▸ **Exercise objective**: Show each line from the listing that includes the word "document".

◇ ◇ ◇ ◇

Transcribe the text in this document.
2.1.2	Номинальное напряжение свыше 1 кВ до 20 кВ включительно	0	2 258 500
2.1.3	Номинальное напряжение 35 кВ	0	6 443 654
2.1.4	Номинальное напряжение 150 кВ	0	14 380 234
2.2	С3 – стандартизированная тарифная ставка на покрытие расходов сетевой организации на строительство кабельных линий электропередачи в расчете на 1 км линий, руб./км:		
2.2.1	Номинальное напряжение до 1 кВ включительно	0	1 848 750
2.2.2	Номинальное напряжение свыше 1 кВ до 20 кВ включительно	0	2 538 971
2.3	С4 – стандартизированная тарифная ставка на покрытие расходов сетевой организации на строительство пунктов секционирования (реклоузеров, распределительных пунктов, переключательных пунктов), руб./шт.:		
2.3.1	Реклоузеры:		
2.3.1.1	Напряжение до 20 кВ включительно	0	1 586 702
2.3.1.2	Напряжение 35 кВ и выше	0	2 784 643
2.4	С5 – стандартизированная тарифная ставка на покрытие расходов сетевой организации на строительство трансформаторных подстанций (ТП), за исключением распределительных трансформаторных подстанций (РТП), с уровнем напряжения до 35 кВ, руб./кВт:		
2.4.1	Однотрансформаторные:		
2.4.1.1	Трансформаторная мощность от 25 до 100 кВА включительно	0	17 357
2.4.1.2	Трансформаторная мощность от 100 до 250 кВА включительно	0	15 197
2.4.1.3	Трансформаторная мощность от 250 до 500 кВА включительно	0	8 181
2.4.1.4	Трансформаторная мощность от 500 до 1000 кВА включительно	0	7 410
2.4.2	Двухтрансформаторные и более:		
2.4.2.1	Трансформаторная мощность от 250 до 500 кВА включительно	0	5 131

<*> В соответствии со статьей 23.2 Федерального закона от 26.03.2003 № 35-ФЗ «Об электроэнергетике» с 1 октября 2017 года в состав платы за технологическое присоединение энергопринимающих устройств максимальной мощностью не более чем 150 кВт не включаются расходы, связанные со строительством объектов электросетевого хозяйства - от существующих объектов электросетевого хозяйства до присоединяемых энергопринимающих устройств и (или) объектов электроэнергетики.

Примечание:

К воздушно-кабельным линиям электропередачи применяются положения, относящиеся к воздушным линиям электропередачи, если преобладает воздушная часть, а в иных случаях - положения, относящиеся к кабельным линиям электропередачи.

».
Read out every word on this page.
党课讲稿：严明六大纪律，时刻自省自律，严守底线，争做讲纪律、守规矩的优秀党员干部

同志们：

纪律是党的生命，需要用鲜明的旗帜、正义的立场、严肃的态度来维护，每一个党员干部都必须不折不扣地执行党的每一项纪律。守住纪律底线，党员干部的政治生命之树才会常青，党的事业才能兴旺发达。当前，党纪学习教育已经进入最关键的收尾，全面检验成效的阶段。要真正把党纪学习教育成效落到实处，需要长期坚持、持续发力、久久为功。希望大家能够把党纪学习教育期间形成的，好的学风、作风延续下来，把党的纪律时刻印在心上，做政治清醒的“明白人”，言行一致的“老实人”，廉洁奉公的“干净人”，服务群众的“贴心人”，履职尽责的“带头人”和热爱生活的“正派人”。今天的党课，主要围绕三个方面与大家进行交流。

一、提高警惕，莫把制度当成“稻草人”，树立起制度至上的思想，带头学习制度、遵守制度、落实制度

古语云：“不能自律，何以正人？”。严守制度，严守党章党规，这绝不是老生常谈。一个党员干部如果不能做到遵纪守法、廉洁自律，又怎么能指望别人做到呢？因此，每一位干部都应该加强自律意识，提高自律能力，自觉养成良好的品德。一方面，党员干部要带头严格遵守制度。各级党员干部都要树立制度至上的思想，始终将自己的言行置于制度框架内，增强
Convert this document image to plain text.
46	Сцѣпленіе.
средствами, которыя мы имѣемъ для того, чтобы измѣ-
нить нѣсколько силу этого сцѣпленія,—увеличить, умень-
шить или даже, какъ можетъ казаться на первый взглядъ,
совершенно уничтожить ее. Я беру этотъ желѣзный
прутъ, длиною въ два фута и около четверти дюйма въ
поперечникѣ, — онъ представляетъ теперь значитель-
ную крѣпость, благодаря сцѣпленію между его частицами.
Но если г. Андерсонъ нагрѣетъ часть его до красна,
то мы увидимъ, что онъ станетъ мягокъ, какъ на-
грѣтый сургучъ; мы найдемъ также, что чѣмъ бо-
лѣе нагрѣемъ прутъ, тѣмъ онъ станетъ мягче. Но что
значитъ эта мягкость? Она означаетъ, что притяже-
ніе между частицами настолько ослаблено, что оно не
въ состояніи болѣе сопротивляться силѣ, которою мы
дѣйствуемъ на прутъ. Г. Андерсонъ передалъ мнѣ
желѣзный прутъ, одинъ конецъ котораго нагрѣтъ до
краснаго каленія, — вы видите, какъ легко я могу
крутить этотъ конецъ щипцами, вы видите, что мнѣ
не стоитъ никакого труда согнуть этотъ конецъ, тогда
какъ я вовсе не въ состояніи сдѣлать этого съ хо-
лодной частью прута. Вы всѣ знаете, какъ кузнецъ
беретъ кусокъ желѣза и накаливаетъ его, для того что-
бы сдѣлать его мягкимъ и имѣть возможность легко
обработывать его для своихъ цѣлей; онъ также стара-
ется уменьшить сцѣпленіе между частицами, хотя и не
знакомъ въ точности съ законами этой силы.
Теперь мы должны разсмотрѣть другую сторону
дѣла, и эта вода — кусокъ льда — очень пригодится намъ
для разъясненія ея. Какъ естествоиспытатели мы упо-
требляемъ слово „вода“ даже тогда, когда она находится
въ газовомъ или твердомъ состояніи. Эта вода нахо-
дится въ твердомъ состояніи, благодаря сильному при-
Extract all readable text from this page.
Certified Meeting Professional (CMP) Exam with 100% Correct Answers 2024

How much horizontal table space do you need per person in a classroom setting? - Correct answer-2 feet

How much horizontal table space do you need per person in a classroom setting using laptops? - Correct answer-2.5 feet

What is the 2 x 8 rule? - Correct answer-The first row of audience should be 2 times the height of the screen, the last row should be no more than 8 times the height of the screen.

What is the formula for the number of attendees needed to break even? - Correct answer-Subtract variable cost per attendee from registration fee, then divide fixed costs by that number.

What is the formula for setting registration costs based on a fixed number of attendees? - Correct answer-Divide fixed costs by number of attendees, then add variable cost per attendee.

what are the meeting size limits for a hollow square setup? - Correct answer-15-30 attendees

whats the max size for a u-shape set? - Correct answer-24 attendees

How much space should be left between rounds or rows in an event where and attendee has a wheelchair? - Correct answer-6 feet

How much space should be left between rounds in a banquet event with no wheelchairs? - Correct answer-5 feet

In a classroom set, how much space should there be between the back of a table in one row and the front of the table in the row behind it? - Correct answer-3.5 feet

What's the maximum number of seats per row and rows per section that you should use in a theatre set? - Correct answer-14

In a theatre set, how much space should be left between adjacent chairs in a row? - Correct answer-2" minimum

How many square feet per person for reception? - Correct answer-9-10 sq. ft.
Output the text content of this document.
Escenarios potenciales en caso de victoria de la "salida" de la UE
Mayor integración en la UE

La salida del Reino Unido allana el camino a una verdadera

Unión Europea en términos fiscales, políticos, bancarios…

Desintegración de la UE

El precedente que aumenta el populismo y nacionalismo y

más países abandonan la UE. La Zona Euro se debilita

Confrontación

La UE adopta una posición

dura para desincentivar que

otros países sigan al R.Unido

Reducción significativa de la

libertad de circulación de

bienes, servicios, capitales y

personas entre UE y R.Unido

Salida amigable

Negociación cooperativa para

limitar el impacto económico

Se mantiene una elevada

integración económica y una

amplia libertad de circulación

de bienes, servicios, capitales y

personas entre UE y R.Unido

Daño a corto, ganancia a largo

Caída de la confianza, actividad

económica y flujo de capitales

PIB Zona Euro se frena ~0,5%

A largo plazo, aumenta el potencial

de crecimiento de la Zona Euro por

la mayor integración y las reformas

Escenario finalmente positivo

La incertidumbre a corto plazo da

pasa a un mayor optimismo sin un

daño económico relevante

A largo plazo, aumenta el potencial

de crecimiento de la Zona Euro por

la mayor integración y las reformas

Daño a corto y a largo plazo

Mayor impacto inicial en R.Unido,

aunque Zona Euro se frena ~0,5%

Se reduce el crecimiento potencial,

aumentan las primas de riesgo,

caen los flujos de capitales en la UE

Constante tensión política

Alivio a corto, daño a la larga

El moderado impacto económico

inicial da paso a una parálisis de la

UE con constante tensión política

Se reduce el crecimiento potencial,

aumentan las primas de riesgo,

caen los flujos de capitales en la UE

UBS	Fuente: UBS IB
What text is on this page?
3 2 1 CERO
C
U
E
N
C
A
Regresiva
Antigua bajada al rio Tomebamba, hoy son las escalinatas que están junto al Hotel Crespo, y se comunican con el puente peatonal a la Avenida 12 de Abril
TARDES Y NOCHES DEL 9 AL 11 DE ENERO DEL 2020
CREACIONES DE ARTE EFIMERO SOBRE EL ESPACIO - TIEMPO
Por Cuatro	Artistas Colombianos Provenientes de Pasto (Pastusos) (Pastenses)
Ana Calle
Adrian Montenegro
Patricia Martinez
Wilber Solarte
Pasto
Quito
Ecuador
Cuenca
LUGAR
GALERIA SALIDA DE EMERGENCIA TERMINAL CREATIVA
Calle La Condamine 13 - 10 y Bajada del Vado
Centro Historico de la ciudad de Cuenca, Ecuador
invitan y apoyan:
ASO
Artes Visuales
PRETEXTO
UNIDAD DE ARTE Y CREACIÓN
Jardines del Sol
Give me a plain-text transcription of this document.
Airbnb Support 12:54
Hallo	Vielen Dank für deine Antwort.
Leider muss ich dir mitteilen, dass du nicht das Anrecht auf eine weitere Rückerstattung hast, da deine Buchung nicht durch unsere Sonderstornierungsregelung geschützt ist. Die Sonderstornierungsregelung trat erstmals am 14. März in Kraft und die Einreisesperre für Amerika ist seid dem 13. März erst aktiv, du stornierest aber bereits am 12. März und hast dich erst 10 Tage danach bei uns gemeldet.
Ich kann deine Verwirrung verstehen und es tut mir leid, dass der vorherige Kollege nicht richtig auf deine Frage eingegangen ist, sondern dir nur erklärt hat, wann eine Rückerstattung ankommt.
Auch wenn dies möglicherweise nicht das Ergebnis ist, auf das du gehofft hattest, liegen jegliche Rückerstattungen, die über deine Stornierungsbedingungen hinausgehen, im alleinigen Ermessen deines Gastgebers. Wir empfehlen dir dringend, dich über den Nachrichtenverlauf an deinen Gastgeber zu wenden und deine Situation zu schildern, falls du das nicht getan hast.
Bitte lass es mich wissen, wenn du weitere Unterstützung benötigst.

◇ ◇ ◇ ◇

▸ **The response**:
Transcribe the text in this document.
Convert this document image to plain text.
Output the text content of this document.
Give me a plain-text transcription of this document.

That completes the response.